§ **Dataset entries**
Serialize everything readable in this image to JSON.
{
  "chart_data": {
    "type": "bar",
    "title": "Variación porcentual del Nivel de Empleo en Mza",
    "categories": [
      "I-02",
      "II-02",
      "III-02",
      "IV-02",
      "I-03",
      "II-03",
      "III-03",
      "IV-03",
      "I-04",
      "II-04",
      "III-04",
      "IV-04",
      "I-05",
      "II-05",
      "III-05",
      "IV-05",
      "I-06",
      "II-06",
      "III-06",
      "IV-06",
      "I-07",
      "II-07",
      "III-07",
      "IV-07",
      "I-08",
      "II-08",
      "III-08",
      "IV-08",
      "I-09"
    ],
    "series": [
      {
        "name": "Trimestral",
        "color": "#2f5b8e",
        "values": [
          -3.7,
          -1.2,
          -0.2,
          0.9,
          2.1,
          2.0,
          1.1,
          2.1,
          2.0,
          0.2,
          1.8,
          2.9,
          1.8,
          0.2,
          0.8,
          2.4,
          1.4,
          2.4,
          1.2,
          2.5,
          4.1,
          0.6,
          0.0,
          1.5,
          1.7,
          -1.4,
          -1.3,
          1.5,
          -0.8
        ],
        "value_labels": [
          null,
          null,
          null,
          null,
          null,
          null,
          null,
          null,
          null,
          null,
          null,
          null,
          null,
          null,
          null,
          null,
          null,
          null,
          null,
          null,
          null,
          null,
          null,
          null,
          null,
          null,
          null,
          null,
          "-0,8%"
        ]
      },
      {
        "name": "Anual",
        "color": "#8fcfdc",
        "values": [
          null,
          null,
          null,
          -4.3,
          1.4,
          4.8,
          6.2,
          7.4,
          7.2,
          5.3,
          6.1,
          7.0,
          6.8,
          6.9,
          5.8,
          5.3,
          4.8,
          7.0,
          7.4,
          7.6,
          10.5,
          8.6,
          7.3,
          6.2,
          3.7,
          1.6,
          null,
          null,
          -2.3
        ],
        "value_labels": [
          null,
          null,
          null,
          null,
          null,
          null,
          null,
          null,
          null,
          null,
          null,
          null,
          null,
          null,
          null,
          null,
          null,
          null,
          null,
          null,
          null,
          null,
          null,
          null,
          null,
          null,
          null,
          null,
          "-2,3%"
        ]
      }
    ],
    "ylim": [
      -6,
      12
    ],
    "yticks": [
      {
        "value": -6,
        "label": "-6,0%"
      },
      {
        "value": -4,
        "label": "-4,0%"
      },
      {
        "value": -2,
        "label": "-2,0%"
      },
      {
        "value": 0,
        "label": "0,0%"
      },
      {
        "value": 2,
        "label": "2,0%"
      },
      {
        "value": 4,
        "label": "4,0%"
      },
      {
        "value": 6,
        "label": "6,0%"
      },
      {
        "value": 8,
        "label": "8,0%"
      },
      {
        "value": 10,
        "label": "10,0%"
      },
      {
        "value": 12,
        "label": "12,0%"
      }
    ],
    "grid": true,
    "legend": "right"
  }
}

§ **Requirements**
Extract the complete set of records unchanged.

§ **Response to this task**
Serialize everything readable in this image to JSON.
{
  "chart_data": {
    "type": "bar",
    "title": "Variación porcentual del Nivel de Empleo en Mza",
    "categories": [
      "I-02",
      "II-02",
      "III-02",
      "IV-02",
      "I-03",
      "II-03",
      "III-03",
      "IV-03",
      "I-04",
      "II-04",
      "III-04",
      "IV-04",
      "I-05",
      "II-05",
      "III-05",
      "IV-05",
      "I-06",
      "II-06",
      "III-06",
      "IV-06",
      "I-07",
      "II-07",
      "III-07",
      "IV-07",
      "I-08",
      "II-08",
      "III-08",
      "IV-08",
      "I-09"
    ],
    "series": [
      {
        "name": "Trimestral",
        "color": "#2f5b8e",
        "values": [
          -3.7,
          -1.2,
          -0.2,
          0.9,
          2.1,
          2.0,
          1.1,
          2.1,
          2.0,
          0.2,
          1.8,
          2.9,
          1.8,
          0.2,
          0.8,
          2.4,
          1.4,
          2.4,
          1.2,
          2.5,
          4.1,
          0.6,
          0.0,
          1.5,
          1.7,
          -1.4,
          -1.3,
          1.5,
          -0.8
        ],
        "value_labels": [
          null,
          null,
          null,
          null,
          null,
          null,
          null,
          null,
          null,
          null,
          null,
          null,
          null,
          null,
          null,
          null,
          null,
          null,
          null,
          null,
          null,
          null,
          null,
          null,
          null,
          null,
          null,
          null,
          "-0,8%"
        ]
      },
      {
        "name": "Anual",
        "color": "#8fcfdc",
        "values": [
          null,
          null,
          null,
          -4.3,
          1.4,
          4.8,
          6.2,
          7.4,
          7.2,
          5.3,
          6.1,
          7.0,
          6.8,
          6.9,
          5.8,
          5.3,
          4.8,
          7.0,
          7.4,
          7.6,
          10.5,
          8.6,
          7.3,
          6.2,
          3.7,
          1.6,
          null,
          null,
          -2.3
        ],
        "value_labels": [
          null,
          null,
          null,
          null,
          null,
          null,
          null,
          null,
          null,
          null,
          null,
          null,
          null,
          null,
          null,
          null,
          null,
          null,
          null,
          null,
          null,
          null,
          null,
          null,
          null,
          null,
          null,
          null,
          "-2,3%"
        ]
      }
    ],
    "ylim": [
      -6,
      12
    ],
    "yticks": [
      {
        "value": -6,
        "label": "-6,0%"
      },
      {
        "value": -4,
        "label": "-4,0%"
      },
      {
        "value": -2,
        "label": "-2,0%"
      },
      {
        "value": 0,
        "label": "0,0%"
      },
      {
        "value": 2,
        "label": "2,0%"
      },
      {
        "value": 4,
        "label": "4,0%"
      },
      {
        "value": 6,
        "label": "6,0%"
      },
      {
        "value": 8,
        "label": "8,0%"
      },
      {
        "value": 10,
        "label": "10,0%"
      },
      {
        "value": 12,
        "label": "12,0%"
      }
    ],
    "grid": true,
    "legend": "right"
  }
}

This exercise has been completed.